**Dataset listings of figures:**
--
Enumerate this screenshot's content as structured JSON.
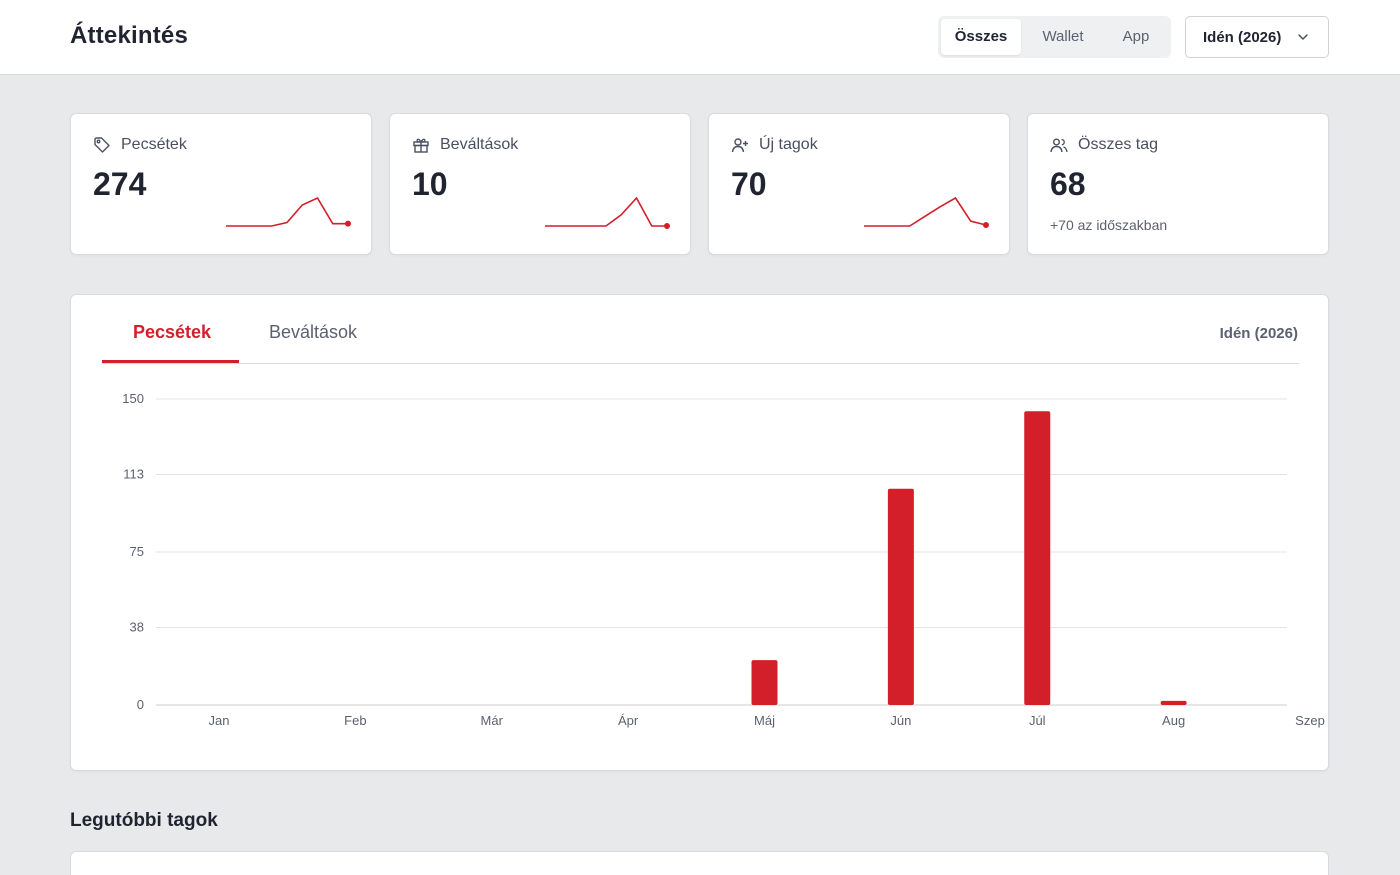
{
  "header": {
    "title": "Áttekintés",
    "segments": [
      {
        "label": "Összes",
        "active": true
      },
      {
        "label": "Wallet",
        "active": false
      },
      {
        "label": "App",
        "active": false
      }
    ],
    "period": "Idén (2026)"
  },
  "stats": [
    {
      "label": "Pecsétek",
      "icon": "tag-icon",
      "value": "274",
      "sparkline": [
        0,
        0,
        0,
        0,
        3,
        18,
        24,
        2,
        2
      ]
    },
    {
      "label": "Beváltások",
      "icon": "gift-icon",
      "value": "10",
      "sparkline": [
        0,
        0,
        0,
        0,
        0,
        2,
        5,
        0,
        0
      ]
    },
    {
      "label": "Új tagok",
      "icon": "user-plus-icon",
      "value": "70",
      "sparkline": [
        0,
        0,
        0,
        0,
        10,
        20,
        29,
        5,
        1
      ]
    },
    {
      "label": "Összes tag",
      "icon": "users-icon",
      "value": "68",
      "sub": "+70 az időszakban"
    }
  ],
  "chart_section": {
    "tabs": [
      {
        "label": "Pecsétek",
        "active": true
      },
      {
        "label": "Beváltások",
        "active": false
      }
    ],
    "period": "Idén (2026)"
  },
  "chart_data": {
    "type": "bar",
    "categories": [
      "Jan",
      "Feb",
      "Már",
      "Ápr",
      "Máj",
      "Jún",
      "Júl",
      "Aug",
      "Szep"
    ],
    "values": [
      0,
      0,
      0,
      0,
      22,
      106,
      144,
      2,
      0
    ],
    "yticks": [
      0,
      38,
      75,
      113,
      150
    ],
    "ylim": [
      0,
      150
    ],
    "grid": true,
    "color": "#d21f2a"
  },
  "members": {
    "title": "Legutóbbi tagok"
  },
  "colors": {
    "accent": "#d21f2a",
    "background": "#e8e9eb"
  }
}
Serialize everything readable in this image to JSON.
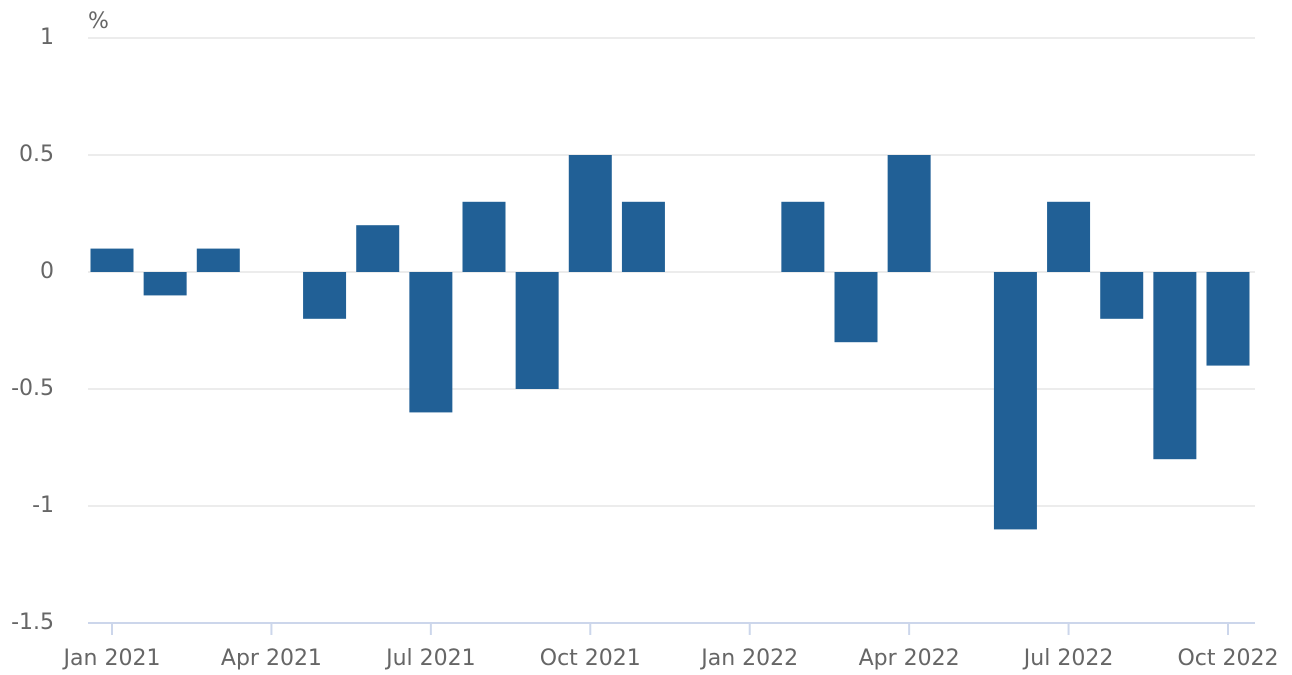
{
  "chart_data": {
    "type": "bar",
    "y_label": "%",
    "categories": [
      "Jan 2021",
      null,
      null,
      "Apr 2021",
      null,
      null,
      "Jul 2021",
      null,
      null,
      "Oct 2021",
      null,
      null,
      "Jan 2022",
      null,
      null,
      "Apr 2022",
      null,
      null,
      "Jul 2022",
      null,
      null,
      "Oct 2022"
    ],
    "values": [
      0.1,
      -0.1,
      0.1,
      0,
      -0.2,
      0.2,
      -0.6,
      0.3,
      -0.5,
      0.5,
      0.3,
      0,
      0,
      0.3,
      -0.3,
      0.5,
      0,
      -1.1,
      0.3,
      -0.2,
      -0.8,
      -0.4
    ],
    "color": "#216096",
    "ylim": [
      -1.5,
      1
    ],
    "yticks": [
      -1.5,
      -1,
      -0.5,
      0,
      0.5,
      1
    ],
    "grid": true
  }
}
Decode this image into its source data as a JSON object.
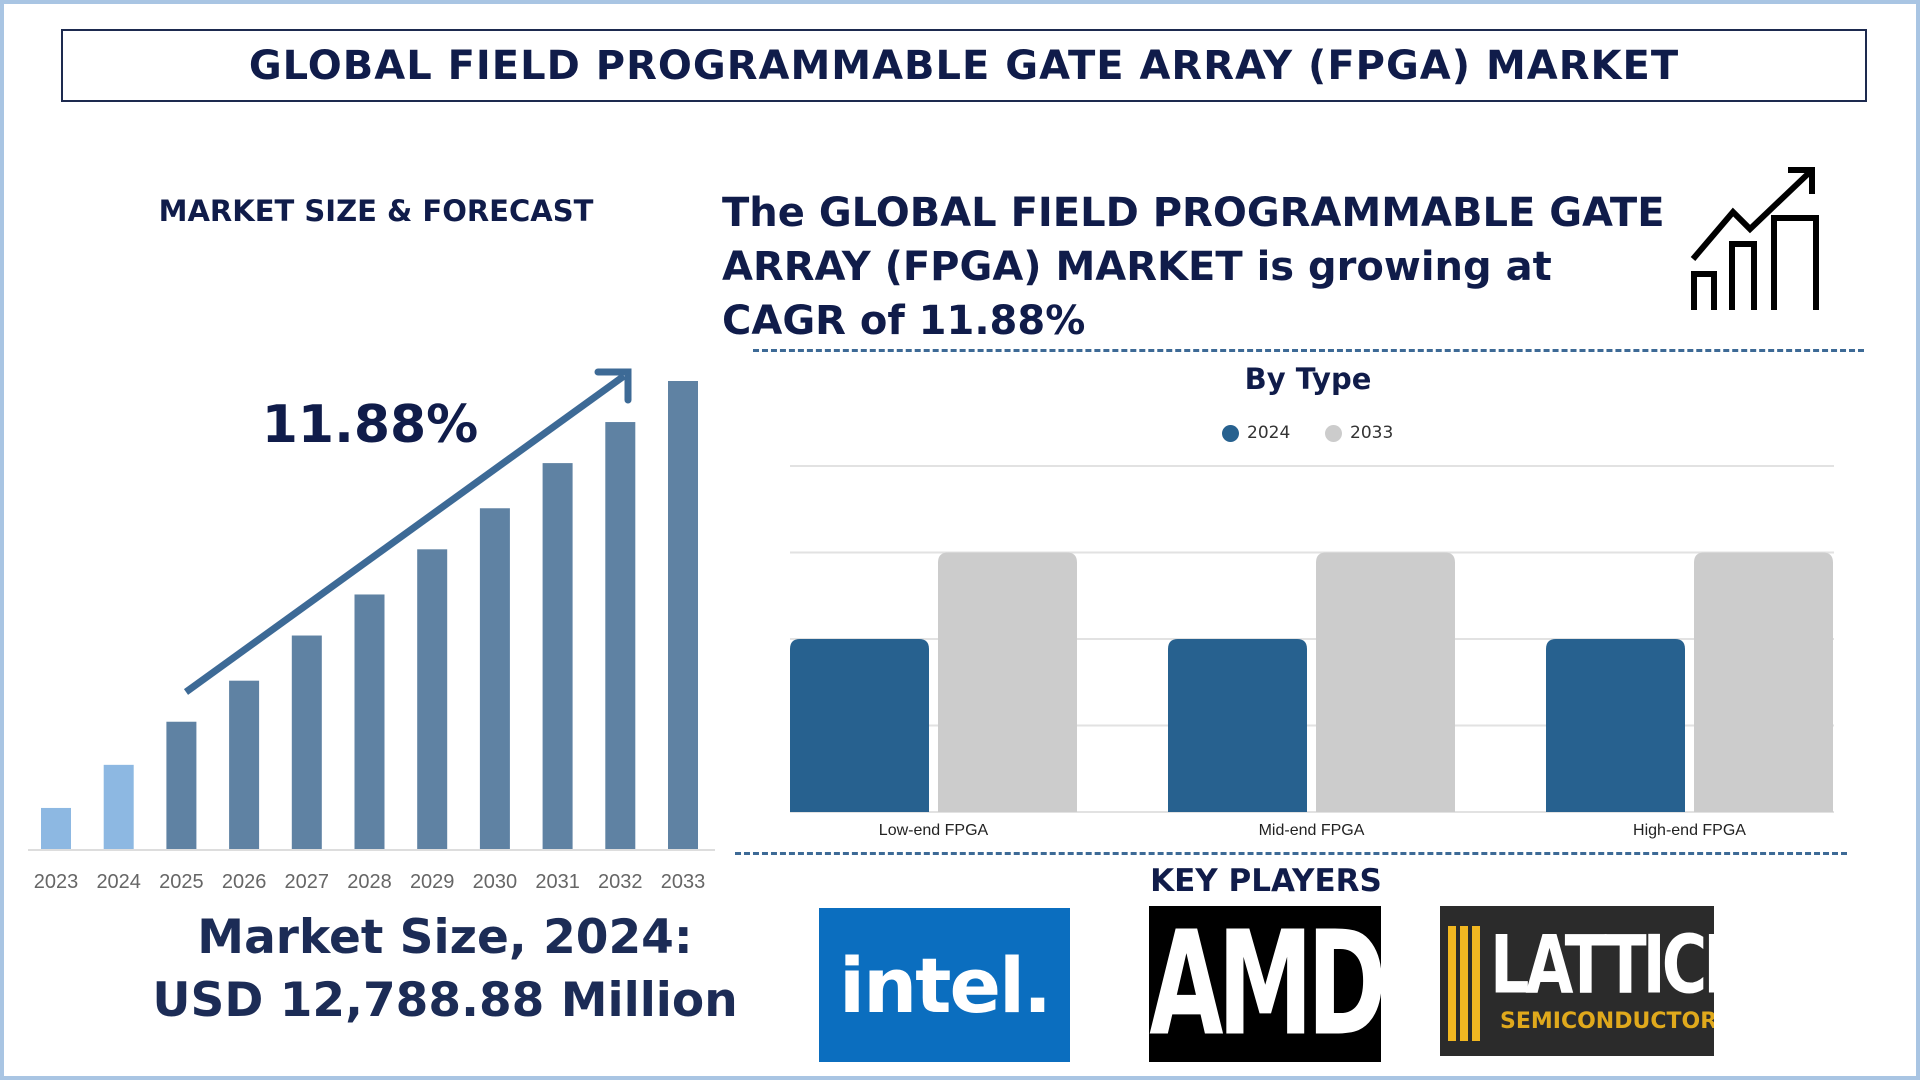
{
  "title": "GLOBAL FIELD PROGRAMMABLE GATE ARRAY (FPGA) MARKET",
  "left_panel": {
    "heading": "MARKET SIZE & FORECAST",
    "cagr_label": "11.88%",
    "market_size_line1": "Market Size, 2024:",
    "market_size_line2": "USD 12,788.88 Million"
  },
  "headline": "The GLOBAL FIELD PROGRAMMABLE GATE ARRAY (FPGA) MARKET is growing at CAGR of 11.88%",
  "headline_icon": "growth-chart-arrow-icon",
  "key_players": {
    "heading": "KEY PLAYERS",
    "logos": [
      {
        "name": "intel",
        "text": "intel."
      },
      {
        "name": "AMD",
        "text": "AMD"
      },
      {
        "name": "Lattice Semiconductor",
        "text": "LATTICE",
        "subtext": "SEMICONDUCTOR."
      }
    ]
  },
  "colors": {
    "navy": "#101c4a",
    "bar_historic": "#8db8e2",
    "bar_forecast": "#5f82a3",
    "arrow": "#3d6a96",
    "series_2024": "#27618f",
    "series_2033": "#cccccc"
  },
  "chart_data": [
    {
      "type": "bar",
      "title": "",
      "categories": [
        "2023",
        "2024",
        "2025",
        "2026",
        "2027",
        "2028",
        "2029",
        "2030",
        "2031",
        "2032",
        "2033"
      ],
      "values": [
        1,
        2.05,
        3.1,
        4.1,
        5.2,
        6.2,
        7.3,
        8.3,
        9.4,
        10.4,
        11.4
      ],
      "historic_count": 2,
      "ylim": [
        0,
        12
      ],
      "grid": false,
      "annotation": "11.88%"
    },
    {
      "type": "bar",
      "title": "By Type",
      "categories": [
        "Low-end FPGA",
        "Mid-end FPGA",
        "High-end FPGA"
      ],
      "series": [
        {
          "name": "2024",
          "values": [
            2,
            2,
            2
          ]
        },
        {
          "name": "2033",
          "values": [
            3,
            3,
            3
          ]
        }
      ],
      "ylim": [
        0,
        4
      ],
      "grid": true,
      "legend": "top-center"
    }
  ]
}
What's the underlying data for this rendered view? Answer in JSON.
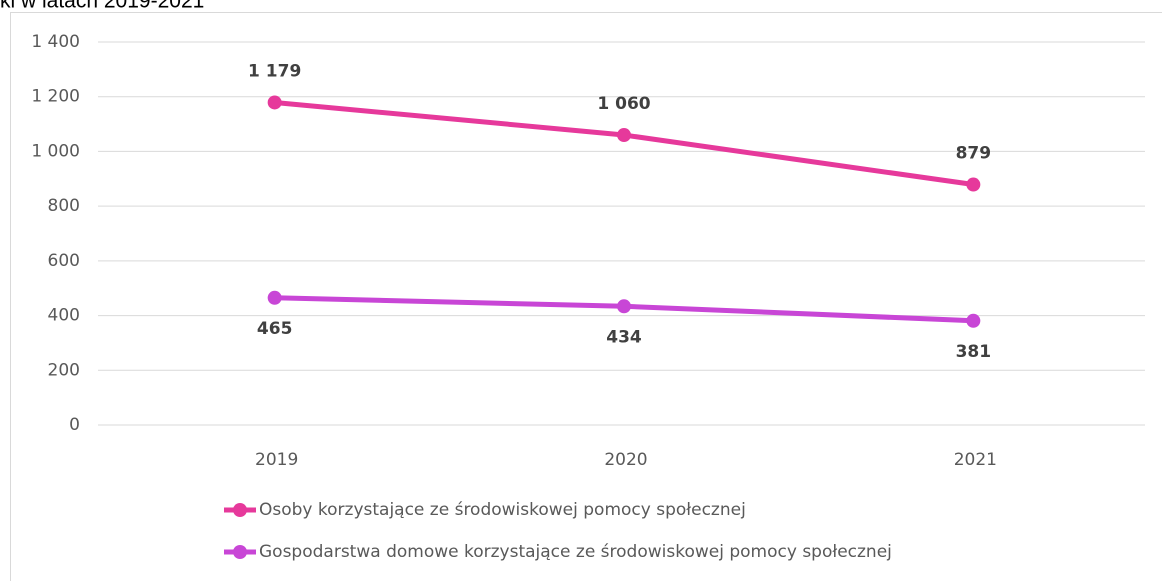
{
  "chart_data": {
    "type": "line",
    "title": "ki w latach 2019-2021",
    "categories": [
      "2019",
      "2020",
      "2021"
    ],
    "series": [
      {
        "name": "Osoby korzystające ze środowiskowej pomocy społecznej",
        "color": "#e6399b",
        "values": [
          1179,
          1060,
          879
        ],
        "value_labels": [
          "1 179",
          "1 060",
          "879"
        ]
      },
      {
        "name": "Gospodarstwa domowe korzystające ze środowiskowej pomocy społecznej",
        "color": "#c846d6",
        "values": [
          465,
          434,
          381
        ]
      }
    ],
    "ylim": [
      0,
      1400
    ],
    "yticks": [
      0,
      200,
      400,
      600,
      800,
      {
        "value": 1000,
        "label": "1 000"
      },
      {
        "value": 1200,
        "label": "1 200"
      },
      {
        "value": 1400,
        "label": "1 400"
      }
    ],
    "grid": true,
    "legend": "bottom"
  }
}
--
Repeat the material verbatim. Do not carry over any picture.

**ANSWER FOR THIS EXERCISE:**
Enumerate this screenshot's content as structured JSON.
{
  "header": {
    "title": "Áttekintés",
    "segments": [
      {
        "label": "Összes",
        "active": true
      },
      {
        "label": "Wallet",
        "active": false
      },
      {
        "label": "App",
        "active": false
      }
    ],
    "period": "Idén (2026)"
  },
  "stats": [
    {
      "label": "Pecsétek",
      "icon": "tag-icon",
      "value": "274",
      "sparkline": [
        0,
        0,
        0,
        0,
        3,
        18,
        24,
        2,
        2
      ]
    },
    {
      "label": "Beváltások",
      "icon": "gift-icon",
      "value": "10",
      "sparkline": [
        0,
        0,
        0,
        0,
        0,
        2,
        5,
        0,
        0
      ]
    },
    {
      "label": "Új tagok",
      "icon": "user-plus-icon",
      "value": "70",
      "sparkline": [
        0,
        0,
        0,
        0,
        10,
        20,
        29,
        5,
        1
      ]
    },
    {
      "label": "Összes tag",
      "icon": "users-icon",
      "value": "68",
      "sub": "+70 az időszakban"
    }
  ],
  "chart_section": {
    "tabs": [
      {
        "label": "Pecsétek",
        "active": true
      },
      {
        "label": "Beváltások",
        "active": false
      }
    ],
    "period": "Idén (2026)"
  },
  "chart_data": {
    "type": "bar",
    "categories": [
      "Jan",
      "Feb",
      "Már",
      "Ápr",
      "Máj",
      "Jún",
      "Júl",
      "Aug",
      "Szep"
    ],
    "values": [
      0,
      0,
      0,
      0,
      22,
      106,
      144,
      2,
      0
    ],
    "yticks": [
      0,
      38,
      75,
      113,
      150
    ],
    "ylim": [
      0,
      150
    ],
    "grid": true,
    "color": "#d21f2a"
  },
  "members": {
    "title": "Legutóbbi tagok"
  },
  "colors": {
    "accent": "#d21f2a",
    "background": "#e8e9eb"
  }
}
Serialize everything readable in this image to JSON.
{
  "chart_data": {
    "type": "bar",
    "y_label": "%",
    "categories": [
      "Jan 2021",
      null,
      null,
      "Apr 2021",
      null,
      null,
      "Jul 2021",
      null,
      null,
      "Oct 2021",
      null,
      null,
      "Jan 2022",
      null,
      null,
      "Apr 2022",
      null,
      null,
      "Jul 2022",
      null,
      null,
      "Oct 2022"
    ],
    "values": [
      0.1,
      -0.1,
      0.1,
      0,
      -0.2,
      0.2,
      -0.6,
      0.3,
      -0.5,
      0.5,
      0.3,
      0,
      0,
      0.3,
      -0.3,
      0.5,
      0,
      -1.1,
      0.3,
      -0.2,
      -0.8,
      -0.4
    ],
    "color": "#216096",
    "ylim": [
      -1.5,
      1
    ],
    "yticks": [
      -1.5,
      -1,
      -0.5,
      0,
      0.5,
      1
    ],
    "grid": true
  }
}
Decode this image into its source data as a JSON object.
{
  "title": "GLOBAL FIELD PROGRAMMABLE GATE ARRAY (FPGA) MARKET",
  "left_panel": {
    "heading": "MARKET SIZE & FORECAST",
    "cagr_label": "11.88%",
    "market_size_line1": "Market Size, 2024:",
    "market_size_line2": "USD 12,788.88 Million"
  },
  "headline": "The GLOBAL FIELD PROGRAMMABLE GATE ARRAY (FPGA) MARKET is growing at CAGR of 11.88%",
  "headline_icon": "growth-chart-arrow-icon",
  "key_players": {
    "heading": "KEY PLAYERS",
    "logos": [
      {
        "name": "intel",
        "text": "intel."
      },
      {
        "name": "AMD",
        "text": "AMD"
      },
      {
        "name": "Lattice Semiconductor",
        "text": "LATTICE",
        "subtext": "SEMICONDUCTOR."
      }
    ]
  },
  "colors": {
    "navy": "#101c4a",
    "bar_historic": "#8db8e2",
    "bar_forecast": "#5f82a3",
    "arrow": "#3d6a96",
    "series_2024": "#27618f",
    "series_2033": "#cccccc"
  },
  "chart_data": [
    {
      "type": "bar",
      "title": "",
      "categories": [
        "2023",
        "2024",
        "2025",
        "2026",
        "2027",
        "2028",
        "2029",
        "2030",
        "2031",
        "2032",
        "2033"
      ],
      "values": [
        1,
        2.05,
        3.1,
        4.1,
        5.2,
        6.2,
        7.3,
        8.3,
        9.4,
        10.4,
        11.4
      ],
      "historic_count": 2,
      "ylim": [
        0,
        12
      ],
      "grid": false,
      "annotation": "11.88%"
    },
    {
      "type": "bar",
      "title": "By Type",
      "categories": [
        "Low-end FPGA",
        "Mid-end FPGA",
        "High-end FPGA"
      ],
      "series": [
        {
          "name": "2024",
          "values": [
            2,
            2,
            2
          ]
        },
        {
          "name": "2033",
          "values": [
            3,
            3,
            3
          ]
        }
      ],
      "ylim": [
        0,
        4
      ],
      "grid": true,
      "legend": "top-center"
    }
  ]
}
What's the underlying data for this rendered view? Answer in JSON.
{
  "chart_data": {
    "type": "line",
    "title": "ki w latach 2019-2021",
    "categories": [
      "2019",
      "2020",
      "2021"
    ],
    "series": [
      {
        "name": "Osoby korzystające ze środowiskowej pomocy społecznej",
        "color": "#e6399b",
        "values": [
          1179,
          1060,
          879
        ],
        "value_labels": [
          "1 179",
          "1 060",
          "879"
        ]
      },
      {
        "name": "Gospodarstwa domowe korzystające ze środowiskowej pomocy społecznej",
        "color": "#c846d6",
        "values": [
          465,
          434,
          381
        ]
      }
    ],
    "ylim": [
      0,
      1400
    ],
    "yticks": [
      0,
      200,
      400,
      600,
      800,
      {
        "value": 1000,
        "label": "1 000"
      },
      {
        "value": 1200,
        "label": "1 200"
      },
      {
        "value": 1400,
        "label": "1 400"
      }
    ],
    "grid": true,
    "legend": "bottom"
  }
}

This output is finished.